Work to be completed. Extract the complete data exactly as given.

## Begin Task material

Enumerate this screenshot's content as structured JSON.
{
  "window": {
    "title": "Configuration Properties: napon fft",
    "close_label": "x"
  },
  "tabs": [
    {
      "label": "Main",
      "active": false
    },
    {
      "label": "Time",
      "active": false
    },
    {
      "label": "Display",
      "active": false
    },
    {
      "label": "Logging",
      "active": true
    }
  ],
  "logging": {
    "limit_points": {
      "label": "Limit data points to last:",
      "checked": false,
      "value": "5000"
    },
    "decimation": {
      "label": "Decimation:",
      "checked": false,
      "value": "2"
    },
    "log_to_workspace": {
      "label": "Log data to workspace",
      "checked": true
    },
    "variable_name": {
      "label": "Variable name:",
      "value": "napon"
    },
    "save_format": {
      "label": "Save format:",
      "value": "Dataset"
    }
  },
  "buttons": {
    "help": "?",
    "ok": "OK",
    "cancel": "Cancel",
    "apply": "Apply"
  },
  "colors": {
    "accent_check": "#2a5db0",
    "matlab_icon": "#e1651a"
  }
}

## End Task material

Finished exercise.
Enumerate this screenshot's content as structured JSON.
{
  "window": {
    "title": "Configuration Properties: napon fft",
    "close_label": "x"
  },
  "tabs": [
    {
      "label": "Main",
      "active": false
    },
    {
      "label": "Time",
      "active": false
    },
    {
      "label": "Display",
      "active": false
    },
    {
      "label": "Logging",
      "active": true
    }
  ],
  "logging": {
    "limit_points": {
      "label": "Limit data points to last:",
      "checked": false,
      "value": "5000"
    },
    "decimation": {
      "label": "Decimation:",
      "checked": false,
      "value": "2"
    },
    "log_to_workspace": {
      "label": "Log data to workspace",
      "checked": true
    },
    "variable_name": {
      "label": "Variable name:",
      "value": "napon"
    },
    "save_format": {
      "label": "Save format:",
      "value": "Dataset"
    }
  },
  "buttons": {
    "help": "?",
    "ok": "OK",
    "cancel": "Cancel",
    "apply": "Apply"
  },
  "colors": {
    "accent_check": "#2a5db0",
    "matlab_icon": "#e1651a"
  }
}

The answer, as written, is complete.